Zu beantworten
1/ Schreib den Text über die JIM-Studie beginnend mit „Das Medienrepertoire von“ und weiter bis einschließlich „Monat oder seltener.“ noch einmal ab. Ersetze dabei „Jugendlichen“ überall durch „Heranwachsenden“.
2/ Führe den Text über die JIM-Studie nach seinem letzten Satz weiter.

Textauszug
# # # # #
JIM-Studie 2019: Jugendliche lesen weniger Bücher

Das Medienrepertoire von Jugendlichen wird größer, dafür greifen sie seltener zum Buch. Das ist das Ergebnis der JIM-Studie 2019, die der Medienpädagogische Forschungsverbund Südwest vergangene Woche veröffentlicht hat. 

Die Studien-Ergebnisse zum Bereich Lesen: 

  • Im Gegensatz zum Vorjahr ist die Zahl der 12- bis 19-Jährigen, die täglich oder mehrmals pro Woche zum Buch greifen, um 5% auf 34% gesunken.
  • Rund 20% der Jugendlichen greift innerhalb von 14 Tagen zu einem gedruckten Buch, gut jeder Vierte einmal im Monat oder seltener.
  • 28% von ihnen lesen einmal im Monat oder seltener ein Buch.
  • 18% der Befragten gab an, nie in der Freizeit in gedruckten Büchern zu lesen.

Wie bereits in den Vorjahren zeigen Mädchen eine höhere Affinität zu Büchern: Zwei von fünf Mädchen, aber nur gut jeder vierte Junge greift in der Freizeit regelmäßig zum Buch. Der höchste Anteil regelmäßiger Leser findet sich in diesem Jahr unter den 16- bis 17-Jährigen. Auch der Bildungshintergrund beeinflusst die Büchernutzung: Während 38% der Gymnasiasten regelmäßig zum Buch greifen, sind es bei Jugendlichen, die eine Haupt- oder Realschule besuchen, 28%.
# # # # #
Einträge aus einem Datensatz

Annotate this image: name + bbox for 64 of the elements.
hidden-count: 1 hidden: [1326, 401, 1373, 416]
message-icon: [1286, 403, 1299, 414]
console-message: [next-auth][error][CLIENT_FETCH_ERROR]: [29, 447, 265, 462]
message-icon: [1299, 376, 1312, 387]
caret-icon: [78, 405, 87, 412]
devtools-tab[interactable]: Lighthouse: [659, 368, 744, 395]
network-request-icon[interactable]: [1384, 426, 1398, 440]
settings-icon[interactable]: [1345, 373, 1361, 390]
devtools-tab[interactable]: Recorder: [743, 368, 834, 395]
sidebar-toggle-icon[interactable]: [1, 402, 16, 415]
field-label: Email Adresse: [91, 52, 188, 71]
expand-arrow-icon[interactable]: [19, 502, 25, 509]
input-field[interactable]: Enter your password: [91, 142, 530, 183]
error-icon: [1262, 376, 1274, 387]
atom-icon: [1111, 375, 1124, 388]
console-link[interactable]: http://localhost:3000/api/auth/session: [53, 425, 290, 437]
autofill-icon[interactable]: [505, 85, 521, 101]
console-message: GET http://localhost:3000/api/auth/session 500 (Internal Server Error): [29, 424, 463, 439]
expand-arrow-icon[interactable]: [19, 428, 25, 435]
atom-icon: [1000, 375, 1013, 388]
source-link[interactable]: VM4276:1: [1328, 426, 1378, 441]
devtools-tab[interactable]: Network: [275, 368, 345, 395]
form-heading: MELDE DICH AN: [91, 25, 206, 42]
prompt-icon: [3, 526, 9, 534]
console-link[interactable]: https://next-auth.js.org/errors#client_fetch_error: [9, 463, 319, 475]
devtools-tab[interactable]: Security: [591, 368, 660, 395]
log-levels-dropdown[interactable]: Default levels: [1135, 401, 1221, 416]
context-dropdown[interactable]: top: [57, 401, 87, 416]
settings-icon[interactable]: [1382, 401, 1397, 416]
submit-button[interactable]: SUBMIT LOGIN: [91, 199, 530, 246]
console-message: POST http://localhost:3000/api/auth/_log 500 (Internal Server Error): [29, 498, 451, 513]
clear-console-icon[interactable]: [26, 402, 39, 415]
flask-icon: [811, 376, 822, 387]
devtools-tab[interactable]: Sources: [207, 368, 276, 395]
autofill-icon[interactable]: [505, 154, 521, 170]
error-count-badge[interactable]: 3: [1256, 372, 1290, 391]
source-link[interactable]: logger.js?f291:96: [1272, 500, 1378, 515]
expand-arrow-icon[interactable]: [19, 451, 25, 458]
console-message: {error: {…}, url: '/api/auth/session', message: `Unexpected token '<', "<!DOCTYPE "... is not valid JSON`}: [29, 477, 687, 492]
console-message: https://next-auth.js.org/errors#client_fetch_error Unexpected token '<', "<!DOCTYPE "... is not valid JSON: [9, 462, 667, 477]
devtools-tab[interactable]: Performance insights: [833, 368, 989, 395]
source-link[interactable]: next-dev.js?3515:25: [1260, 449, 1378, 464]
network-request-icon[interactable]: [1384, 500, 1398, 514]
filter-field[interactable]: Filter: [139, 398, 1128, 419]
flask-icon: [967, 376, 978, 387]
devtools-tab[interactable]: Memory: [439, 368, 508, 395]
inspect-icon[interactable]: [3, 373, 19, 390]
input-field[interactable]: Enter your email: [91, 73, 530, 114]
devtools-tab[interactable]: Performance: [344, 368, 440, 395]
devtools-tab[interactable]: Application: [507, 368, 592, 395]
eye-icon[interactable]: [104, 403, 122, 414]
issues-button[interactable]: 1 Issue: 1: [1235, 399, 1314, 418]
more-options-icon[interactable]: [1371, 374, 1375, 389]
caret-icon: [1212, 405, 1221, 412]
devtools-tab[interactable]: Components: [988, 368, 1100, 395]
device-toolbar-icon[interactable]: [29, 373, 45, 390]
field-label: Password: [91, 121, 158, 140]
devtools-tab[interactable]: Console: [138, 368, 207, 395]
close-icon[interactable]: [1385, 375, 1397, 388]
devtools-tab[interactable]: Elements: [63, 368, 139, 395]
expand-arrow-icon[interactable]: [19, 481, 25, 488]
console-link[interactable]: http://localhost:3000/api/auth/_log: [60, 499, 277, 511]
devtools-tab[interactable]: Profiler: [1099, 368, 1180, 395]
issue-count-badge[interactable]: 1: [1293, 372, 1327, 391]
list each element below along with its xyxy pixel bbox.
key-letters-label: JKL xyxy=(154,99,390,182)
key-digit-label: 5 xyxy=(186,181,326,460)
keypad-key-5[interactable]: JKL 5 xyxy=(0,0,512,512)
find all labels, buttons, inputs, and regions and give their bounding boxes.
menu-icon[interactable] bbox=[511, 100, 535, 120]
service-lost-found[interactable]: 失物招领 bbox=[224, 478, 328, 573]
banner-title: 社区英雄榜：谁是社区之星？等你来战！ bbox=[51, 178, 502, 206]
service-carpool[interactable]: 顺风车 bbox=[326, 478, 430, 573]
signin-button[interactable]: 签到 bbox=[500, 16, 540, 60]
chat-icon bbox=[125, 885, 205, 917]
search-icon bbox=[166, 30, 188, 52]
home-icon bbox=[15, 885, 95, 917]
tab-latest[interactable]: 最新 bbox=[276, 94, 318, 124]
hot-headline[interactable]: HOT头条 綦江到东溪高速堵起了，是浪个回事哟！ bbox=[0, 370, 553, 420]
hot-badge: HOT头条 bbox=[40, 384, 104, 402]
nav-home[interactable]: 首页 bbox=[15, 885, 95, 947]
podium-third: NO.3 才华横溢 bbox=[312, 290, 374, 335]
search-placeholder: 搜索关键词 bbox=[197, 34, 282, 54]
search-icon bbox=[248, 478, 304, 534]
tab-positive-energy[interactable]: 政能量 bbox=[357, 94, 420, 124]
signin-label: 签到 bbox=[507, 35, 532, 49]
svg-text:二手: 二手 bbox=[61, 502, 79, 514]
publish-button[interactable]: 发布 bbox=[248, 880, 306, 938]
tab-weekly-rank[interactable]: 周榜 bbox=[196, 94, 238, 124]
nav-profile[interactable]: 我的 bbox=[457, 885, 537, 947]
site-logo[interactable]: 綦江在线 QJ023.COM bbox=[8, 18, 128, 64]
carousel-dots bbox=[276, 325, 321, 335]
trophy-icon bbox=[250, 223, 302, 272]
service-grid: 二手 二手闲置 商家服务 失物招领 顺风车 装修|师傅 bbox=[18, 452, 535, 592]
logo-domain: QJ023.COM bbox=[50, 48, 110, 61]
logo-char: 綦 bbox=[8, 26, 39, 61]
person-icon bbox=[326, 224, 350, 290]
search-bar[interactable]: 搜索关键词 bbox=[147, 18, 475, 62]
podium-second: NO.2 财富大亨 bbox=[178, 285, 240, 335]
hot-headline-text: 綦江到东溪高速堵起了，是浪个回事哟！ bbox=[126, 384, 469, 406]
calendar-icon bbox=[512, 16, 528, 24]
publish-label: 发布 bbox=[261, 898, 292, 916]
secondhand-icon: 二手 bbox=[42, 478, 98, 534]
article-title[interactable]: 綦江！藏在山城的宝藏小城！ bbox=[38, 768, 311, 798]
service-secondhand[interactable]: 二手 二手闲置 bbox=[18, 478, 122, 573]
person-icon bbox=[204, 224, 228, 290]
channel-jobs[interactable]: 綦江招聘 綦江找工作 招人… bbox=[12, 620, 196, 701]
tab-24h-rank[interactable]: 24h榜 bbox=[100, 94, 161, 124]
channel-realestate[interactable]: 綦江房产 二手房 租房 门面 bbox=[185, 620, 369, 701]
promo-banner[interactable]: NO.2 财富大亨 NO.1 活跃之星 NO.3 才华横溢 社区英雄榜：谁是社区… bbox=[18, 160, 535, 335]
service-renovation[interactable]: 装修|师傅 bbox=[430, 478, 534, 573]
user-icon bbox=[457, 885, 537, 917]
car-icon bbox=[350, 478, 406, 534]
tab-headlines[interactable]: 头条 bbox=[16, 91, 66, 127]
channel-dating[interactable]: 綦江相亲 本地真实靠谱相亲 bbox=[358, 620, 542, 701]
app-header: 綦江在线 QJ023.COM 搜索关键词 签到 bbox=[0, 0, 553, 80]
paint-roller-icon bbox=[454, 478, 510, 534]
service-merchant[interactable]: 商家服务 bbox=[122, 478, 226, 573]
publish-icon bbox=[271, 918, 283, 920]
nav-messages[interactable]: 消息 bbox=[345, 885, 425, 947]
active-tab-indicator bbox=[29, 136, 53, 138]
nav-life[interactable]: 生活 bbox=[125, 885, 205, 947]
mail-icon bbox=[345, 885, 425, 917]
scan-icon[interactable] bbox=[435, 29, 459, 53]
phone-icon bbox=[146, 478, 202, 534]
# # # # #
Antworten
1/
Das Medienrepertoire von Heranwachsenden wird größer, dafür greifen sie seltener zum Buch. Das ist das Ergebnis der JIM-Studie 2019, die der Medienpädagogische Forschungsverbund Südwest vergangene Woche veröffentlicht hat. 

Die Studien-Ergebnisse zum Bereich Lesen: 

  • Im Gegensatz zum Vorjahr ist die Zahl der 12- bis 19-Jährigen, die täglich oder mehrmals pro Woche zum Buch greifen, um 5% auf 34% gesunken.
  • Rund 20% der Heranwachsenden greift innerhalb von 14 Tagen zu einem gedruckten Buch, gut jeder Vierte einmal im Monat oder seltener.

2/
E-Books zeigen nach wie vor keine breite Relevanz im Medienalltag Jugendlicher:

  • Wie im Vorjahr lasen nur 7% der Jugendlichen regelmäßig E-Books, für ein Viertel gehört die Lektüre von elektronischen Büchern zumindest selten zum Freizeitalltag.
  • Drei von vier Jugendlichen beschäftigen sich nie mit digitalen Büchern.

Die rückläufigen Zahlen der bücherlesenden Jugendlichen sind laut JIM-Studie mit einem stetig wachsenden Medienrepertoire zu erklären. Rund 3 von 4 Familien haben ein Abonnement für einen Video-Streaming-Dienst wie beispielsweise Netflix oder Amazon Prime Video abgeschlossen. Auch weitere Online-Kanäle wie Youtube stehen bei den Jugendlichen hoch im Kurs.

Die Studienreihe JIM (Jugend, Information, Medien) wird vom Medienpädagogischen Forschungsverbund Südwest seit 1998 jährlich in Zusammenarbeit mit dem Südwestrundfunk (SWR) durchgeführt. Für die repräsentative Studie wurden im Frühsommer 2019 1.200 Jugendliche nach ihrem Medienverhalten telefonisch befragt.